_PROBLEM TO WORK ON:_ Go over the entries below line by line, copying each one that contains the word "Bitstamp".

== RECORDS SUPPLIED ==

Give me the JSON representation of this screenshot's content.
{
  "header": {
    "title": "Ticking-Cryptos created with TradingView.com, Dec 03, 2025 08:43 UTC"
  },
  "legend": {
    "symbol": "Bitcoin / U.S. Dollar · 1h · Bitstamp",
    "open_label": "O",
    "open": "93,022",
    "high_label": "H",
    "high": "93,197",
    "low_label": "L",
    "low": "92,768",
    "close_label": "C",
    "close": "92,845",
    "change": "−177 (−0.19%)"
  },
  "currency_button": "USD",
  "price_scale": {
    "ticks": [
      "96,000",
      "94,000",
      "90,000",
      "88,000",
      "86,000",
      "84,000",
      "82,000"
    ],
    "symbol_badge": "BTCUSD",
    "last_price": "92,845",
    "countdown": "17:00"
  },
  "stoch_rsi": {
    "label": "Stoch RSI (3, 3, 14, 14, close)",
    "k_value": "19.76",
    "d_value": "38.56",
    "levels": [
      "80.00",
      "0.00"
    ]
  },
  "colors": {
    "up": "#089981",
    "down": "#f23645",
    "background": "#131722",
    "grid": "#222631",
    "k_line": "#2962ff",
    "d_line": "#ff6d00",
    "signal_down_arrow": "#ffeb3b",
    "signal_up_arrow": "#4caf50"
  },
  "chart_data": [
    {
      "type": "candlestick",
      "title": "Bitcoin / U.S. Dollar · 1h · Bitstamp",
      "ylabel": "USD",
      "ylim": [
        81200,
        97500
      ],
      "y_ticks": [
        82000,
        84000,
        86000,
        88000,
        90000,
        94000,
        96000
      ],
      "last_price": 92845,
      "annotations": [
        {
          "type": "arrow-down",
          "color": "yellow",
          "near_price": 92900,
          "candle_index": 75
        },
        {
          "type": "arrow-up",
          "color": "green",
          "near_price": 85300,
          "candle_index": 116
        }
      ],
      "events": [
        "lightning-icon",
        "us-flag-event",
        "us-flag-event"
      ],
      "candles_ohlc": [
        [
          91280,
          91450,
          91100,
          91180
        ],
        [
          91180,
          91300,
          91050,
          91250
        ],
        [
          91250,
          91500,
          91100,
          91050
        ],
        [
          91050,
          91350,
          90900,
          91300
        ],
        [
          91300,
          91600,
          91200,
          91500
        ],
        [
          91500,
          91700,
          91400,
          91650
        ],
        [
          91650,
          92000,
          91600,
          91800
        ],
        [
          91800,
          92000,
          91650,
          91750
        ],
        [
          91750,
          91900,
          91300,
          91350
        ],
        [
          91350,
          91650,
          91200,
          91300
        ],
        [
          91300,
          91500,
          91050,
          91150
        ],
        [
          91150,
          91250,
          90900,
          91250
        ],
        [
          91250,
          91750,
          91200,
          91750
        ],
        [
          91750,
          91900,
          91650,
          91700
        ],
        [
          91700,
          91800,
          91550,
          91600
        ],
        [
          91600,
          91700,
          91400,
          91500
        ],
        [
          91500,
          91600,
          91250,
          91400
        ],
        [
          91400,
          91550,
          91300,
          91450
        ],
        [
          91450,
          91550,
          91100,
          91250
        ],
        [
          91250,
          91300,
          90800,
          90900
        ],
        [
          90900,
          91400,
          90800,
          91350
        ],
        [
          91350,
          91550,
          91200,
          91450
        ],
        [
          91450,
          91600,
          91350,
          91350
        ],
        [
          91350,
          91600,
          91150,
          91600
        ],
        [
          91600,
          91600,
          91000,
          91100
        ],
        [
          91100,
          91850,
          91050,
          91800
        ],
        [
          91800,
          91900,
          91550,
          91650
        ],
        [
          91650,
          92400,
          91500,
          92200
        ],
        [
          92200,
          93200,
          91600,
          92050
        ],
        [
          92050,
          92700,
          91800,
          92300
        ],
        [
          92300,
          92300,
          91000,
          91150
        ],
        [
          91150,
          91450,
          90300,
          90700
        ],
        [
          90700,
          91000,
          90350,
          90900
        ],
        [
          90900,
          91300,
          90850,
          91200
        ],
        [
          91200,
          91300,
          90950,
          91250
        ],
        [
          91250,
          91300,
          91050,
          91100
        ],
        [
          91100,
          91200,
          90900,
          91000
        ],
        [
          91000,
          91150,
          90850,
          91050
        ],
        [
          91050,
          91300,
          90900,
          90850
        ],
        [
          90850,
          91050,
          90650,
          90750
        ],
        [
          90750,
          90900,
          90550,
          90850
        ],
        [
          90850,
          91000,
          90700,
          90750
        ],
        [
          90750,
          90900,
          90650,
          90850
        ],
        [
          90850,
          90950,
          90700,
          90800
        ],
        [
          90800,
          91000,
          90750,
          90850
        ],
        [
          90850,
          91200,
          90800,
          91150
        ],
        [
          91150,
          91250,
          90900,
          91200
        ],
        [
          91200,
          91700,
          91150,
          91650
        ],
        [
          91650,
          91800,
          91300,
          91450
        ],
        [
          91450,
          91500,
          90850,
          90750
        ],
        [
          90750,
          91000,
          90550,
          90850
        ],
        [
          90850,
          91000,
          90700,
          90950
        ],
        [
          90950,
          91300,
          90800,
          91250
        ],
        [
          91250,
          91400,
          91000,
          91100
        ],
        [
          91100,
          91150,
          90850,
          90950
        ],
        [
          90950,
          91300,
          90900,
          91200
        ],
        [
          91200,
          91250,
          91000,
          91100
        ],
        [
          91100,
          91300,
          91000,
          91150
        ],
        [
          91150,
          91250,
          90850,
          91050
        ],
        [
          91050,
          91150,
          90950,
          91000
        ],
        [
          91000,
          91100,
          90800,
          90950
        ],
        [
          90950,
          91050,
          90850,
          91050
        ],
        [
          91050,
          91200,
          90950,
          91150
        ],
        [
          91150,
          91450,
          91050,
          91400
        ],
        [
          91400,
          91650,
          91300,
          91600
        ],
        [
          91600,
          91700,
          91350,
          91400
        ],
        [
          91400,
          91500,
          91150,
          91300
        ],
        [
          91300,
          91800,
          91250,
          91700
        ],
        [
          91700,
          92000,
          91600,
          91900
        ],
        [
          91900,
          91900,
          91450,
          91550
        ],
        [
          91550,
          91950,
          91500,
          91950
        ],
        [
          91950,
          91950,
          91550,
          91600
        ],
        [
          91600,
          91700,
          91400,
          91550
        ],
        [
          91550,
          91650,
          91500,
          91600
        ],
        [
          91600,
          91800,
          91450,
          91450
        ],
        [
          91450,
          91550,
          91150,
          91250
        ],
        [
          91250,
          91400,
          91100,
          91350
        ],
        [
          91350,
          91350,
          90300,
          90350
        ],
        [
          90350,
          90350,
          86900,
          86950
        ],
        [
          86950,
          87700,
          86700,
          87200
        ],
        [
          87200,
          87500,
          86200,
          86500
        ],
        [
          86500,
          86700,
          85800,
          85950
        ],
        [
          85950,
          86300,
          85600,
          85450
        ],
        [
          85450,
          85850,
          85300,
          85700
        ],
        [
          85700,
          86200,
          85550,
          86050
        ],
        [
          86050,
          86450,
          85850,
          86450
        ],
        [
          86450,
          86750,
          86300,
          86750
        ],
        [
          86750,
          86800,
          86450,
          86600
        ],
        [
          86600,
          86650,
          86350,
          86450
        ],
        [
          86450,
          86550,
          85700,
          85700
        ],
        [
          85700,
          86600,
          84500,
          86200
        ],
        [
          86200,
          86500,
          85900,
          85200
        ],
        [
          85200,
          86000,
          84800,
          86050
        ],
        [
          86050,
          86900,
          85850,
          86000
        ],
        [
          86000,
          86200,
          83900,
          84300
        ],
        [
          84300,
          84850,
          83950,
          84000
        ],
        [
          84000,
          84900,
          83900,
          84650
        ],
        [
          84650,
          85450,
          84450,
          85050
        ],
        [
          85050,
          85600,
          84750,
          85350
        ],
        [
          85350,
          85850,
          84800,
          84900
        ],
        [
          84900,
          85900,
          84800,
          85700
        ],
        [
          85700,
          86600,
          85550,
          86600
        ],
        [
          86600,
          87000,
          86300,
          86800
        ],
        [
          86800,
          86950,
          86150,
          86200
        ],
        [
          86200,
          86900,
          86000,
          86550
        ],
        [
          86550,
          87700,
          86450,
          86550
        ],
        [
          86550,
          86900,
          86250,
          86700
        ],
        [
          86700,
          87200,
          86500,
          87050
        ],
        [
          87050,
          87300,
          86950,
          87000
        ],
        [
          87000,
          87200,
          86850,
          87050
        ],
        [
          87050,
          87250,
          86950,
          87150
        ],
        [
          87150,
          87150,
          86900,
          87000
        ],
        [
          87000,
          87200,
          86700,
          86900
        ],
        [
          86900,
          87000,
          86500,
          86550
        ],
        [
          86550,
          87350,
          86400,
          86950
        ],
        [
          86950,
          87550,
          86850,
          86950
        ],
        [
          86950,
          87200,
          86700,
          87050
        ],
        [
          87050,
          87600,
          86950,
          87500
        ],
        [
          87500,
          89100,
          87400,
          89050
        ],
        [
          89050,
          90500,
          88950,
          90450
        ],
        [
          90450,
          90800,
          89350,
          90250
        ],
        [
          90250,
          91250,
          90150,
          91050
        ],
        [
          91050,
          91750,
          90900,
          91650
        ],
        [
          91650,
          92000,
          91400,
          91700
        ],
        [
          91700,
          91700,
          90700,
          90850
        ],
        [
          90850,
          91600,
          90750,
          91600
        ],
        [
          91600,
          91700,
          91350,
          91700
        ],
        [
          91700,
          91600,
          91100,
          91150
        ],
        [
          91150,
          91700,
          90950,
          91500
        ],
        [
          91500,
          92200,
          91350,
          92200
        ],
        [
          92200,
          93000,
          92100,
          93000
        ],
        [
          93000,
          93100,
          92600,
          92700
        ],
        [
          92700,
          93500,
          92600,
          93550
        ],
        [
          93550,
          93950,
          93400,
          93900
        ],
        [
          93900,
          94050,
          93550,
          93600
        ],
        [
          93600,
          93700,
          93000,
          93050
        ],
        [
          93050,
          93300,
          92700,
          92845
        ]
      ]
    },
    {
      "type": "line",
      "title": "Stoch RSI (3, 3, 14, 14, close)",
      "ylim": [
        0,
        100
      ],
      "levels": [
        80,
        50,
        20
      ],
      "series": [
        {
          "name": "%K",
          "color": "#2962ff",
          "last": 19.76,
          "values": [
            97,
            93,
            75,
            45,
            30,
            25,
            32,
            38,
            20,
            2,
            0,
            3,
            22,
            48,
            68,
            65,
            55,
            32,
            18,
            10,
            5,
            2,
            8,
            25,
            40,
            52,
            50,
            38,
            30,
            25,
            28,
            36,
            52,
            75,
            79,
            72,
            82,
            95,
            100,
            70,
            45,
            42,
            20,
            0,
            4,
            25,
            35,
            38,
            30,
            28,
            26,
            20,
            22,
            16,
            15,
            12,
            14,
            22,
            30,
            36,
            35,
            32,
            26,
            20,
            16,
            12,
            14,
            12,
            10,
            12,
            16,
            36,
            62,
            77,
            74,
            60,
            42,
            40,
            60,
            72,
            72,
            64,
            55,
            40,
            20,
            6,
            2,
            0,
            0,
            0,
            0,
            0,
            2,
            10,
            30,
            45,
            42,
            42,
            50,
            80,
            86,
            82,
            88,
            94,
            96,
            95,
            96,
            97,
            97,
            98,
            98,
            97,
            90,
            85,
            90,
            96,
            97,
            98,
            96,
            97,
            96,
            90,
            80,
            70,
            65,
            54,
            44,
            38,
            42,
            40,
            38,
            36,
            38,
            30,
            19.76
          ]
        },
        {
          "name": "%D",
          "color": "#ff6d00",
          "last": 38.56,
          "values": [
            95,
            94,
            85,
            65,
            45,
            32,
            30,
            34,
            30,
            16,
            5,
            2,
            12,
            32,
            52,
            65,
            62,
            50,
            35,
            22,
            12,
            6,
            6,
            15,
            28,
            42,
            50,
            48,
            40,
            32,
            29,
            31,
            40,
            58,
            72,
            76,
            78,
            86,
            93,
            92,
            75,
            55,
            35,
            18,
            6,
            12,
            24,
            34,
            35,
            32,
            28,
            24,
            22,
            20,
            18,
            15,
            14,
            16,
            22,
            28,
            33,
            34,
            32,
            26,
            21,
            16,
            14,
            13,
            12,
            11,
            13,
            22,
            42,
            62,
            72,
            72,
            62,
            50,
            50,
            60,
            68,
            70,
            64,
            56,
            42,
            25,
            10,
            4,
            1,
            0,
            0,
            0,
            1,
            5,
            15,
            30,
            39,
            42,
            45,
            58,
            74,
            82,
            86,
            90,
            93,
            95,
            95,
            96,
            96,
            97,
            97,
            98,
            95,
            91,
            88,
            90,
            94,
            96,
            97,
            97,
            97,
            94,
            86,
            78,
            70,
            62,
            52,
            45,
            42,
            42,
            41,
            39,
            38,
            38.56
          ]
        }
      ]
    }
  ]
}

===

_FINAL RESULT:_
    "symbol": "Bitcoin / U.S. Dollar · 1h · Bitstamp",
      "title": "Bitcoin / U.S. Dollar · 1h · Bitstamp",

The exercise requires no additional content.